### EXERCISE PROMPT
Exactly reproduce the entries, dropping any pictures from your copy.

-- SUPPLIED DATA start --

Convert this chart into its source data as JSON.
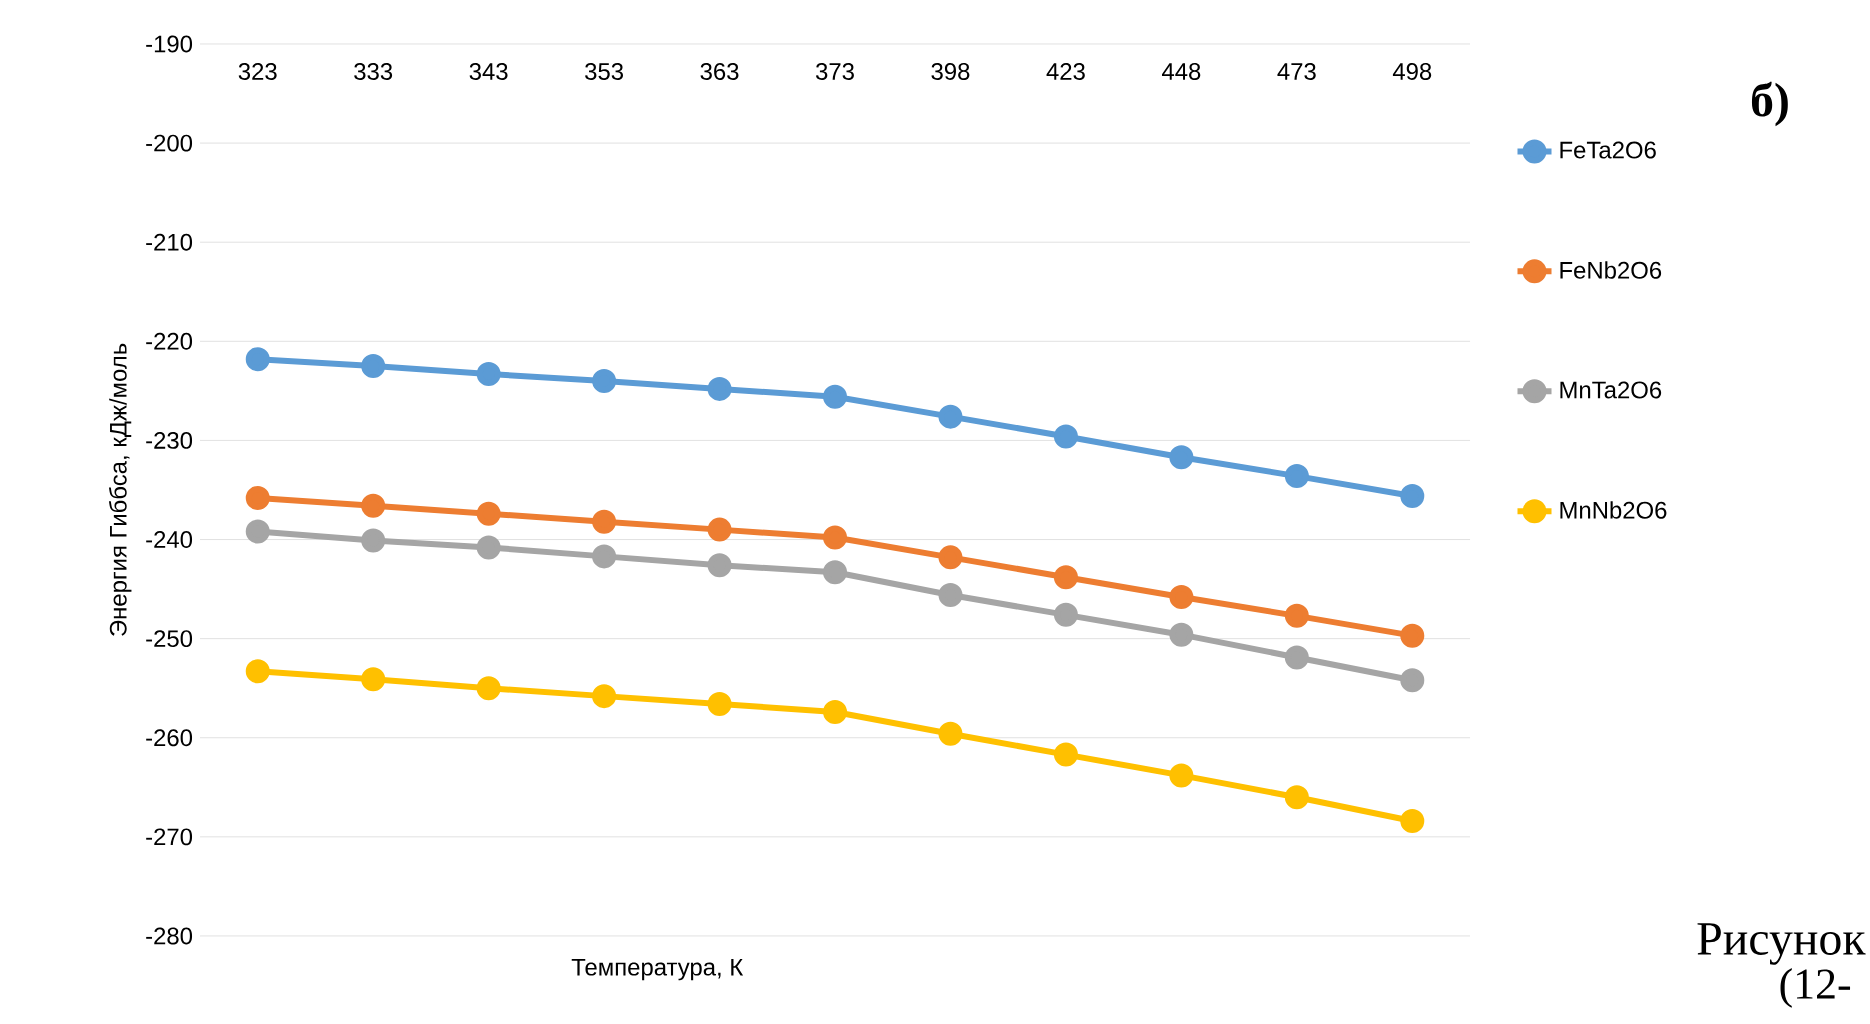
{
  "chart_data": {
    "type": "line",
    "xlabel": "Температура, К",
    "ylabel": "Энергия Гиббса, кДж/моль",
    "categories": [
      "323",
      "333",
      "343",
      "353",
      "363",
      "373",
      "398",
      "423",
      "448",
      "473",
      "498"
    ],
    "series": [
      {
        "name": "FeTa2O6",
        "color": "#5b9bd5",
        "values": [
          -221.8,
          -222.5,
          -223.3,
          -224.0,
          -224.8,
          -225.6,
          -227.6,
          -229.6,
          -231.7,
          -233.6,
          -235.6
        ]
      },
      {
        "name": "FeNb2O6",
        "color": "#ed7d31",
        "values": [
          -235.8,
          -236.6,
          -237.4,
          -238.2,
          -239.0,
          -239.8,
          -241.8,
          -243.8,
          -245.8,
          -247.7,
          -249.7
        ]
      },
      {
        "name": "MnTa2O6",
        "color": "#a5a5a5",
        "values": [
          -239.2,
          -240.1,
          -240.8,
          -241.7,
          -242.6,
          -243.3,
          -245.6,
          -247.6,
          -249.6,
          -251.9,
          -254.2
        ]
      },
      {
        "name": "MnNb2O6",
        "color": "#ffc000",
        "values": [
          -253.3,
          -254.1,
          -255.0,
          -255.8,
          -256.6,
          -257.4,
          -259.6,
          -261.7,
          -263.8,
          -266.0,
          -268.4
        ]
      }
    ],
    "ylim": [
      -280,
      -190
    ],
    "yticks": [
      -280,
      -270,
      -260,
      -250,
      -240,
      -230,
      -220,
      -210,
      -200,
      -190
    ],
    "grid": "y",
    "legend": "right",
    "marker": "circle",
    "line_style": "solid",
    "annotations": [
      "б)",
      "Рисунок",
      "(12-"
    ]
  }
}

-- SUPPLIED DATA end --

### EXERCISE RESPONSE
Convert this chart into its source data as JSON.
{
  "chart_data": {
    "type": "line",
    "xlabel": "Температура, К",
    "ylabel": "Энергия Гиббса, кДж/моль",
    "categories": [
      "323",
      "333",
      "343",
      "353",
      "363",
      "373",
      "398",
      "423",
      "448",
      "473",
      "498"
    ],
    "series": [
      {
        "name": "FeTa2O6",
        "color": "#5b9bd5",
        "values": [
          -221.8,
          -222.5,
          -223.3,
          -224.0,
          -224.8,
          -225.6,
          -227.6,
          -229.6,
          -231.7,
          -233.6,
          -235.6
        ]
      },
      {
        "name": "FeNb2O6",
        "color": "#ed7d31",
        "values": [
          -235.8,
          -236.6,
          -237.4,
          -238.2,
          -239.0,
          -239.8,
          -241.8,
          -243.8,
          -245.8,
          -247.7,
          -249.7
        ]
      },
      {
        "name": "MnTa2O6",
        "color": "#a5a5a5",
        "values": [
          -239.2,
          -240.1,
          -240.8,
          -241.7,
          -242.6,
          -243.3,
          -245.6,
          -247.6,
          -249.6,
          -251.9,
          -254.2
        ]
      },
      {
        "name": "MnNb2O6",
        "color": "#ffc000",
        "values": [
          -253.3,
          -254.1,
          -255.0,
          -255.8,
          -256.6,
          -257.4,
          -259.6,
          -261.7,
          -263.8,
          -266.0,
          -268.4
        ]
      }
    ],
    "ylim": [
      -280,
      -190
    ],
    "yticks": [
      -280,
      -270,
      -260,
      -250,
      -240,
      -230,
      -220,
      -210,
      -200,
      -190
    ],
    "grid": "y",
    "legend": "right",
    "marker": "circle",
    "line_style": "solid",
    "annotations": [
      "б)",
      "Рисунок",
      "(12-"
    ]
  }
}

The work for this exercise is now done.